TASK TO CARRY OUT:
Determine the number of lines in the data that include the word "検索結果一覧", and write only that number.

Dataset items:
** start **

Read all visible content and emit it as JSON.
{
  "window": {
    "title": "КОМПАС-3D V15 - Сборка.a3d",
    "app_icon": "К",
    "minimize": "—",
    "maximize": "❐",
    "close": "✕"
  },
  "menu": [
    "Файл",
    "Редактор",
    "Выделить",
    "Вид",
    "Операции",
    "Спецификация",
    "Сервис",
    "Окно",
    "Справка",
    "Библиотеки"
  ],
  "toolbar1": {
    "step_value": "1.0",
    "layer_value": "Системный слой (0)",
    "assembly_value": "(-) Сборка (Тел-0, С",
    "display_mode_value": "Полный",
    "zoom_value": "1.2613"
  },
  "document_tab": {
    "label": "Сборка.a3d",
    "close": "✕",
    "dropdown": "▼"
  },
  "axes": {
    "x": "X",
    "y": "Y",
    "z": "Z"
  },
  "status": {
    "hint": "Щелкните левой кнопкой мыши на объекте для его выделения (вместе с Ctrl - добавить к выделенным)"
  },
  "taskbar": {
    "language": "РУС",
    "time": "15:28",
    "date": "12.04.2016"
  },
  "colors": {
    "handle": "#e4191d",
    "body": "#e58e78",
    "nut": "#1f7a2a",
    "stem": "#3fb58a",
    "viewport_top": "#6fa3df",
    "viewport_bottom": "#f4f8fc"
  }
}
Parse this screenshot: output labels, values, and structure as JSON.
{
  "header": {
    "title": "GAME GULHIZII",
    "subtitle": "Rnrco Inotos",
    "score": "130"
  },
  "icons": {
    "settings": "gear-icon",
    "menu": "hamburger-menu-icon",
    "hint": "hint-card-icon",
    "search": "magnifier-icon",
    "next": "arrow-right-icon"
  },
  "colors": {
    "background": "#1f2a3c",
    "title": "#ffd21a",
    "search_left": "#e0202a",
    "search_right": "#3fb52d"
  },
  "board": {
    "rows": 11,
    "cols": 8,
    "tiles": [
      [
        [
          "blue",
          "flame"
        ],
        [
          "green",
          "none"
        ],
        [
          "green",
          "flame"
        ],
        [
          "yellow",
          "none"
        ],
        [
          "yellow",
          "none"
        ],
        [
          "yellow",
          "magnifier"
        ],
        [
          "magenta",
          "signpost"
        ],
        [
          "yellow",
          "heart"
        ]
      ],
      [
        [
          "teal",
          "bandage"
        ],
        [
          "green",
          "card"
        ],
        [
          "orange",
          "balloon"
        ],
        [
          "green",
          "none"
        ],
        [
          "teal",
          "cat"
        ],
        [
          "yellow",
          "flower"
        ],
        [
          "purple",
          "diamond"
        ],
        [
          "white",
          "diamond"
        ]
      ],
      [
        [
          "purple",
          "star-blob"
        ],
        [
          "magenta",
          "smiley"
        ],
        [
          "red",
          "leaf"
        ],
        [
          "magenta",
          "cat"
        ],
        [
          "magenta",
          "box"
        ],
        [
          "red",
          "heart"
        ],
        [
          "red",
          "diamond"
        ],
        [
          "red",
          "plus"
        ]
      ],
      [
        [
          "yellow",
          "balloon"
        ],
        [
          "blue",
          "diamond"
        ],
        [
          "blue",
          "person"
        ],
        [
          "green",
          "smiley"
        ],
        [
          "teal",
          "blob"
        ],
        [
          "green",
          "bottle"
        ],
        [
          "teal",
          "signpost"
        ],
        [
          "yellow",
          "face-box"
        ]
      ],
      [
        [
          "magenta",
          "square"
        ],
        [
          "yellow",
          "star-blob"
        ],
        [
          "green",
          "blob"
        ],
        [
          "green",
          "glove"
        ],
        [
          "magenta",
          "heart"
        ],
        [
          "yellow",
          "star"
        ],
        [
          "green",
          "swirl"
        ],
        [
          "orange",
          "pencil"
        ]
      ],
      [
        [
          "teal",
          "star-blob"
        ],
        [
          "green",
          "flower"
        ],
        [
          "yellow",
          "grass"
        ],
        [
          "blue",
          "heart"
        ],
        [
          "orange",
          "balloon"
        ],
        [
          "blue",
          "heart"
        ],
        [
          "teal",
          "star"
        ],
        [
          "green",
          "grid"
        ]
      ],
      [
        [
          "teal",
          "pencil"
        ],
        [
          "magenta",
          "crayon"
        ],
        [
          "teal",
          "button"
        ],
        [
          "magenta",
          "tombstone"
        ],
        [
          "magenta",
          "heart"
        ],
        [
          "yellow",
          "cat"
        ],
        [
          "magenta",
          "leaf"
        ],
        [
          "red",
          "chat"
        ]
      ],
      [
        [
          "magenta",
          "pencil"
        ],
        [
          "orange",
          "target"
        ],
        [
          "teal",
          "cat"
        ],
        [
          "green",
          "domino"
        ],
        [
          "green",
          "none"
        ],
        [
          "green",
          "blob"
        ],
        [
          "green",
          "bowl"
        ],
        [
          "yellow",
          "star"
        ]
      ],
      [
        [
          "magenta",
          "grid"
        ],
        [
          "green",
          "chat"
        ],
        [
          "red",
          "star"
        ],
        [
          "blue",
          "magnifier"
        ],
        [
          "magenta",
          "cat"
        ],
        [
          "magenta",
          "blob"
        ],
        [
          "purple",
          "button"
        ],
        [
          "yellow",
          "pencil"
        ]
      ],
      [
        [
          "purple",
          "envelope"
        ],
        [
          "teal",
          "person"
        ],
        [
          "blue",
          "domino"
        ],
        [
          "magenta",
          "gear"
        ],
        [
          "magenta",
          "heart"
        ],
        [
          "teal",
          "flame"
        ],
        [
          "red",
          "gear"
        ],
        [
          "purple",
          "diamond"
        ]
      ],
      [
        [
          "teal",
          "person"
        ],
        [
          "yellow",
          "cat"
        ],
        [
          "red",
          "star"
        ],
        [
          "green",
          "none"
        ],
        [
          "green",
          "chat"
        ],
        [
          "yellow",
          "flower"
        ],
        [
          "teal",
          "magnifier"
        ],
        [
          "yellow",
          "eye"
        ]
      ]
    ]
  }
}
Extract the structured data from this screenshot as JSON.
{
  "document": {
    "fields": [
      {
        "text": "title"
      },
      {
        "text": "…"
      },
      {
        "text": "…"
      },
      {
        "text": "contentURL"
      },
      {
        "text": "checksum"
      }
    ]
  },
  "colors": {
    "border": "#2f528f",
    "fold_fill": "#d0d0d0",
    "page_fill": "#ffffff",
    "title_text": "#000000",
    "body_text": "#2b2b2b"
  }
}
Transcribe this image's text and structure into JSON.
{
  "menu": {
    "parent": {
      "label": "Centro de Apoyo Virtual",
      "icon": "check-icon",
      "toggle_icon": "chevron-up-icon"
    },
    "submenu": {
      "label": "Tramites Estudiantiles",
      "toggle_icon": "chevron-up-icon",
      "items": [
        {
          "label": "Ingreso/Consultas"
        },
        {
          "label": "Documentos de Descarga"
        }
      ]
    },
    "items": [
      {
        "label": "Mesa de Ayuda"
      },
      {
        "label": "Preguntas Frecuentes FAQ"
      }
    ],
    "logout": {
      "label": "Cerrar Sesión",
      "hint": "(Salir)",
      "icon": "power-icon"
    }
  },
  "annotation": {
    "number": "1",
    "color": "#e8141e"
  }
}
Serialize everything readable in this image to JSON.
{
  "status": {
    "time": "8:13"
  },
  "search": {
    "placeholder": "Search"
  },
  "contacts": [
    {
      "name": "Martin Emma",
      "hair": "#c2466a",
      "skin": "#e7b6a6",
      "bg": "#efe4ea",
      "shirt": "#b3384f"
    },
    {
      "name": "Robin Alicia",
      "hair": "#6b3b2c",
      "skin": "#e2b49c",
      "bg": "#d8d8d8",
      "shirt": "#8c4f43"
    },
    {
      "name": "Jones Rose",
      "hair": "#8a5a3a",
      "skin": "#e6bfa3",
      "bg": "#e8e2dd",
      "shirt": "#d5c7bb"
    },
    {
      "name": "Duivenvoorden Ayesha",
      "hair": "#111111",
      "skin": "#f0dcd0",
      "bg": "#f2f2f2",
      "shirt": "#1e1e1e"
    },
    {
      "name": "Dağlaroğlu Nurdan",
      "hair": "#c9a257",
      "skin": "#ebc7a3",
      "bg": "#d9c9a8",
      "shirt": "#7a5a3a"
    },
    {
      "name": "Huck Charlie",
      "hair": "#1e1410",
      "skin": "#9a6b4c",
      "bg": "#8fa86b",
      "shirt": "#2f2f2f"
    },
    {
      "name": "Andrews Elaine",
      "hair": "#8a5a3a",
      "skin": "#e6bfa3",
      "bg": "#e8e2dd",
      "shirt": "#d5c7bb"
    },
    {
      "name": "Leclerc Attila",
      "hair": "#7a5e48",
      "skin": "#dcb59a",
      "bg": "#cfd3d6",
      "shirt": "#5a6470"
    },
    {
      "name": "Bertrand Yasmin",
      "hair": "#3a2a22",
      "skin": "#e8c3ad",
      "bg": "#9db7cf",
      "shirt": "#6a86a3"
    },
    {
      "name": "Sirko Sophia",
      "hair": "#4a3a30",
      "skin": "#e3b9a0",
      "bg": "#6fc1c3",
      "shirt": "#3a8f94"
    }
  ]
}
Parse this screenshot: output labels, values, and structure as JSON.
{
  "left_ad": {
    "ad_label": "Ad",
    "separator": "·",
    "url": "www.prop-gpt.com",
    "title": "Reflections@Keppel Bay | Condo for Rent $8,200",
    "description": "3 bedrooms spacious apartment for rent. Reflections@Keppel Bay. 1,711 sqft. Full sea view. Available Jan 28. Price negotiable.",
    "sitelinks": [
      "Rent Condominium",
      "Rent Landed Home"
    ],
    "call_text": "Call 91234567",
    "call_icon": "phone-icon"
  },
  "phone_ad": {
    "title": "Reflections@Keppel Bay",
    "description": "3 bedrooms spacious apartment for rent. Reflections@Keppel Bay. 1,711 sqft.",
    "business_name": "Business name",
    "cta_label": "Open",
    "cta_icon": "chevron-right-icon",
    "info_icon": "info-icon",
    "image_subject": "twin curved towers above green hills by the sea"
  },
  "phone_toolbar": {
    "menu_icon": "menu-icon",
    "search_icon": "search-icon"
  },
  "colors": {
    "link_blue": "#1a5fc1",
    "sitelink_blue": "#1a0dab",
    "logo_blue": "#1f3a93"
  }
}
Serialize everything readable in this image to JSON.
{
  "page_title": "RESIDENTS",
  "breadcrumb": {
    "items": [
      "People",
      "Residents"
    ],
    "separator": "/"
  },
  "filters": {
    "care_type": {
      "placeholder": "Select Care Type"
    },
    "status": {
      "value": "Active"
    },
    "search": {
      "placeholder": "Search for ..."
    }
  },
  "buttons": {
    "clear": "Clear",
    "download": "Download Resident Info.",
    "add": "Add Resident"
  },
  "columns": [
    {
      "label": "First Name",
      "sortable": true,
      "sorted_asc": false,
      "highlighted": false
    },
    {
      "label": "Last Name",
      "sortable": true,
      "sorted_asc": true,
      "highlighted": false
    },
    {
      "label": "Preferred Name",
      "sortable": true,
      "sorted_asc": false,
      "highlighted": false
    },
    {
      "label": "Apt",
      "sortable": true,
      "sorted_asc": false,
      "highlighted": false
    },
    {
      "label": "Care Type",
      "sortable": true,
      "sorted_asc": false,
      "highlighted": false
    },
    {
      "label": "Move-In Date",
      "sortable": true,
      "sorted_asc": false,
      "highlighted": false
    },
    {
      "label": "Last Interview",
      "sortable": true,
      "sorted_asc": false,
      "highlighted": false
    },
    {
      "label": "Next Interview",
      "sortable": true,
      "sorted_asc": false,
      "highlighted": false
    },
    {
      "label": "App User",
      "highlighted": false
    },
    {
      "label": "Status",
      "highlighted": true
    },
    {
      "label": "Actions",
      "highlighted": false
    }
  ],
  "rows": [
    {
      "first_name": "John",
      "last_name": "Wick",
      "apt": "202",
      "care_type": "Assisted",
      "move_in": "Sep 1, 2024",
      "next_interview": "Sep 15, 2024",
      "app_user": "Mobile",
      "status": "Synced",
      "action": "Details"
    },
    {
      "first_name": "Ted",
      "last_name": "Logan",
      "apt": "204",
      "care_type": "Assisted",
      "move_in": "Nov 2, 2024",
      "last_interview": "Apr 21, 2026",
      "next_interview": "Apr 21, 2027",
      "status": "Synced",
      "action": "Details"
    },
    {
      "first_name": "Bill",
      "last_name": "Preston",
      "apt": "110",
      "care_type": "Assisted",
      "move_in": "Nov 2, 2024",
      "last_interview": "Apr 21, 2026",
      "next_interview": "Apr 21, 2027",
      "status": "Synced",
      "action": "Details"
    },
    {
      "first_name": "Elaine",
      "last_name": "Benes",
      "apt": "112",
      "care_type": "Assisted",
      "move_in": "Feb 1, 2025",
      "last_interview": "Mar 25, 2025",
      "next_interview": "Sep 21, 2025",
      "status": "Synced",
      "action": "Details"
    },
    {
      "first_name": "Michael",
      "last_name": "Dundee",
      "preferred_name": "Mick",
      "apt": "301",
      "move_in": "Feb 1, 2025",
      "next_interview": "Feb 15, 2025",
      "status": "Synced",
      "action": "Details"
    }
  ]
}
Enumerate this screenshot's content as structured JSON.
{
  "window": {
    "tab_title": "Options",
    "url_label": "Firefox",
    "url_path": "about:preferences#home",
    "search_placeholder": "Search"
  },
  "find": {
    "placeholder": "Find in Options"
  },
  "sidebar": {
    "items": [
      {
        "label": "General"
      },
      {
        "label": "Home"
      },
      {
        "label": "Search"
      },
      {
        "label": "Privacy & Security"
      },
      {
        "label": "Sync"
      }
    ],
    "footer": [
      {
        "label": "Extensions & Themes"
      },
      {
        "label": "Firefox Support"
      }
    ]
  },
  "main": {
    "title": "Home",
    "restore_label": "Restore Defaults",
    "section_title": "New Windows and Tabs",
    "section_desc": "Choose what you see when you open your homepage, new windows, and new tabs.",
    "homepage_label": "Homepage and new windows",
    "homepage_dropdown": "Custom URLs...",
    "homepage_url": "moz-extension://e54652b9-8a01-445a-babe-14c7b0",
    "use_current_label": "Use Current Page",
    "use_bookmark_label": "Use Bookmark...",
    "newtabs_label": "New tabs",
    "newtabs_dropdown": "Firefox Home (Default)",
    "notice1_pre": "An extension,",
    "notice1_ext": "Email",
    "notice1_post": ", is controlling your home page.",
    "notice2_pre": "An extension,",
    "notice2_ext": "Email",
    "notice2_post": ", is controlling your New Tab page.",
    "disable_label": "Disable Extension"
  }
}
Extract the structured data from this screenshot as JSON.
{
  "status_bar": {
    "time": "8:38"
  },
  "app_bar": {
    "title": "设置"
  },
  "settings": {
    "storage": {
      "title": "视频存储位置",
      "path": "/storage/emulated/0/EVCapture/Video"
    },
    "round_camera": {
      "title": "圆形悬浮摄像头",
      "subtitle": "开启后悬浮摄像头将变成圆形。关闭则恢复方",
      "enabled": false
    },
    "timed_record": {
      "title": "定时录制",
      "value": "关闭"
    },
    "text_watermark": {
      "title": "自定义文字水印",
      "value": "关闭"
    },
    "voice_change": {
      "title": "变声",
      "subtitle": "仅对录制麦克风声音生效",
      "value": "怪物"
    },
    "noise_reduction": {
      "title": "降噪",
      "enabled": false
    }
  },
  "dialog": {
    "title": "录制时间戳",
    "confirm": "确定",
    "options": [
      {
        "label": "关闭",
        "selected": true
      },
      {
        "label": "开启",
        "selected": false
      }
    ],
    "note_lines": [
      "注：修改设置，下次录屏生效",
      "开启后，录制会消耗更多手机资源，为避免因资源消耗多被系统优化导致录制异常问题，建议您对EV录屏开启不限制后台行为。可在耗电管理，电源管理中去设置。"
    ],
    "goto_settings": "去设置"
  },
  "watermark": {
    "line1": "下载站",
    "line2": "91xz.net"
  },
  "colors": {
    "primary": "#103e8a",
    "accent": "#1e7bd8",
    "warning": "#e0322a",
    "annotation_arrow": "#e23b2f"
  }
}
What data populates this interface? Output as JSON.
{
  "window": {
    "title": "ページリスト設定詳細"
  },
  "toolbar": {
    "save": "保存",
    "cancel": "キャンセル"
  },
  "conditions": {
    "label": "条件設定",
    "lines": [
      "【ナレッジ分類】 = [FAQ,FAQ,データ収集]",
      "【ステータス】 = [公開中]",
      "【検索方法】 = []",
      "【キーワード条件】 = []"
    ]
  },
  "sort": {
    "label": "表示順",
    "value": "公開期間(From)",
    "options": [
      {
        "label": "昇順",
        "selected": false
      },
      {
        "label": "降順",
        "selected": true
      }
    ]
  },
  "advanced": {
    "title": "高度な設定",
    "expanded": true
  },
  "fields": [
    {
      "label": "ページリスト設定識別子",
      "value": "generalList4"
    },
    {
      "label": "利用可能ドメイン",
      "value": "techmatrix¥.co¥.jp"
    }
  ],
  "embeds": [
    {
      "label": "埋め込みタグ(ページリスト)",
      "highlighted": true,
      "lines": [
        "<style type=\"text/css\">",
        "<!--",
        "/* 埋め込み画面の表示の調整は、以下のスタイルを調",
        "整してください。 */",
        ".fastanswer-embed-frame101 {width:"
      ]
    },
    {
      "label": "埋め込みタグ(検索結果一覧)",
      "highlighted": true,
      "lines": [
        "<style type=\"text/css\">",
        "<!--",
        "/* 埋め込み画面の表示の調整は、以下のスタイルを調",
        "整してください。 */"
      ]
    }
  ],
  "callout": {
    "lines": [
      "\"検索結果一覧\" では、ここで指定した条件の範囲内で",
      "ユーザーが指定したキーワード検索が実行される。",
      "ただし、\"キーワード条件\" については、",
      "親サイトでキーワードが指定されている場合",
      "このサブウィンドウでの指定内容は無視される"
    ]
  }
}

** end **

ANSWER TO THIS EXERCISE:
2